-- Begin MATERIAL TO PROCESS --
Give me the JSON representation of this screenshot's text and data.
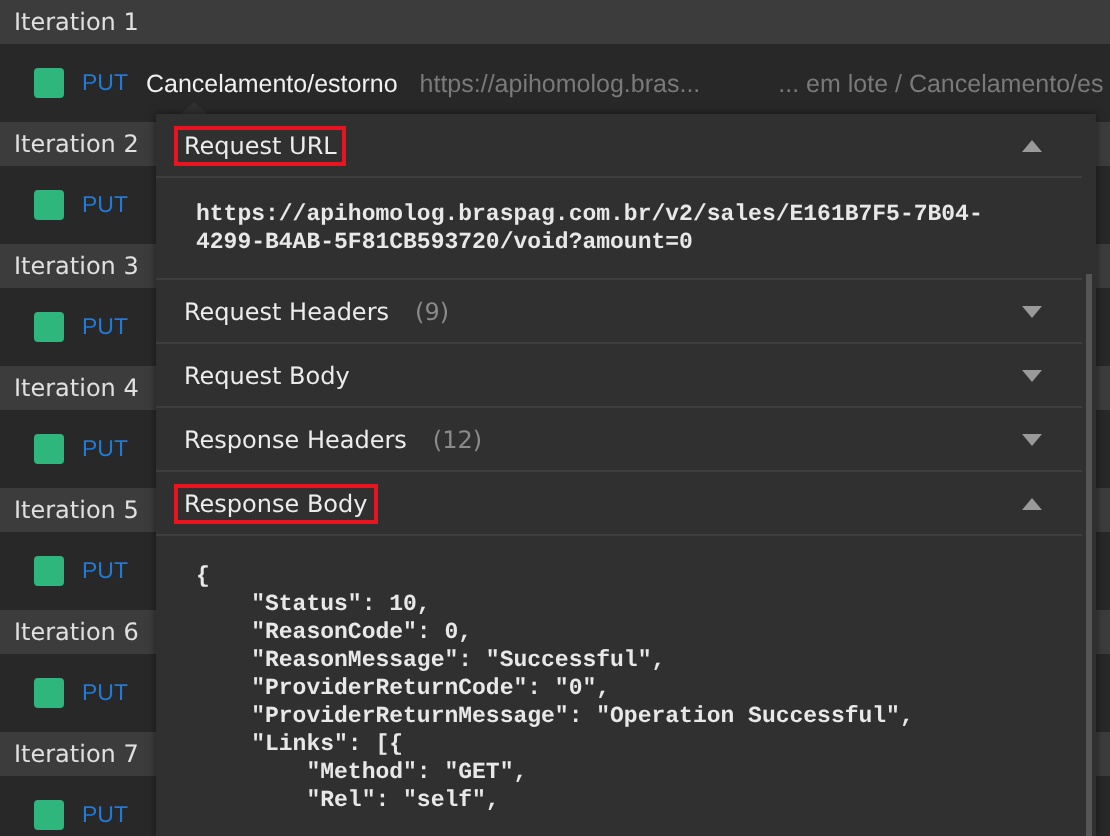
{
  "iterations": [
    {
      "title": "Iteration 1",
      "request": {
        "method": "PUT",
        "name": "Cancelamento/estorno",
        "url": "https://apihomolog.bras...",
        "path": "... em lote / Cancelamento/es"
      }
    },
    {
      "title": "Iteration 2",
      "request": {
        "method": "PUT"
      }
    },
    {
      "title": "Iteration 3",
      "request": {
        "method": "PUT"
      }
    },
    {
      "title": "Iteration 4",
      "request": {
        "method": "PUT"
      }
    },
    {
      "title": "Iteration 5",
      "request": {
        "method": "PUT"
      }
    },
    {
      "title": "Iteration 6",
      "request": {
        "method": "PUT"
      }
    },
    {
      "title": "Iteration 7",
      "request": {
        "method": "PUT"
      }
    }
  ],
  "details": {
    "sections": [
      {
        "title": "Request URL",
        "expanded": true,
        "highlighted": true,
        "kind": "text",
        "content": [
          "https://apihomolog.braspag.com.br/v2/sales/E161B7F5-7B04-",
          "4299-B4AB-5F81CB593720/void?amount=0"
        ]
      },
      {
        "title": "Request Headers",
        "count": "(9)",
        "expanded": false,
        "highlighted": false
      },
      {
        "title": "Request Body",
        "expanded": false,
        "highlighted": false
      },
      {
        "title": "Response Headers",
        "count": "(12)",
        "expanded": false,
        "highlighted": false
      },
      {
        "title": "Response Body",
        "expanded": true,
        "highlighted": true,
        "kind": "code",
        "content": [
          "{",
          "    \"Status\": 10,",
          "    \"ReasonCode\": 0,",
          "    \"ReasonMessage\": \"Successful\",",
          "    \"ProviderReturnCode\": \"0\",",
          "    \"ProviderReturnMessage\": \"Operation Successful\",",
          "    \"Links\": [{",
          "        \"Method\": \"GET\",",
          "        \"Rel\": \"self\","
        ]
      }
    ]
  }
}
-- End MATERIAL TO PROCESS --
TASK INSTRUCTIONS. Quote all the records verbatim, dropping any pictures from your copy.

TASK OUTPUT.
Give me the JSON representation of this screenshot's text and data.
{
  "iterations": [
    {
      "title": "Iteration 1",
      "request": {
        "method": "PUT",
        "name": "Cancelamento/estorno",
        "url": "https://apihomolog.bras...",
        "path": "... em lote / Cancelamento/es"
      }
    },
    {
      "title": "Iteration 2",
      "request": {
        "method": "PUT"
      }
    },
    {
      "title": "Iteration 3",
      "request": {
        "method": "PUT"
      }
    },
    {
      "title": "Iteration 4",
      "request": {
        "method": "PUT"
      }
    },
    {
      "title": "Iteration 5",
      "request": {
        "method": "PUT"
      }
    },
    {
      "title": "Iteration 6",
      "request": {
        "method": "PUT"
      }
    },
    {
      "title": "Iteration 7",
      "request": {
        "method": "PUT"
      }
    }
  ],
  "details": {
    "sections": [
      {
        "title": "Request URL",
        "expanded": true,
        "highlighted": true,
        "kind": "text",
        "content": [
          "https://apihomolog.braspag.com.br/v2/sales/E161B7F5-7B04-",
          "4299-B4AB-5F81CB593720/void?amount=0"
        ]
      },
      {
        "title": "Request Headers",
        "count": "(9)",
        "expanded": false,
        "highlighted": false
      },
      {
        "title": "Request Body",
        "expanded": false,
        "highlighted": false
      },
      {
        "title": "Response Headers",
        "count": "(12)",
        "expanded": false,
        "highlighted": false
      },
      {
        "title": "Response Body",
        "expanded": true,
        "highlighted": true,
        "kind": "code",
        "content": [
          "{",
          "    \"Status\": 10,",
          "    \"ReasonCode\": 0,",
          "    \"ReasonMessage\": \"Successful\",",
          "    \"ProviderReturnCode\": \"0\",",
          "    \"ProviderReturnMessage\": \"Operation Successful\",",
          "    \"Links\": [{",
          "        \"Method\": \"GET\",",
          "        \"Rel\": \"self\","
        ]
      }
    ]
  }
}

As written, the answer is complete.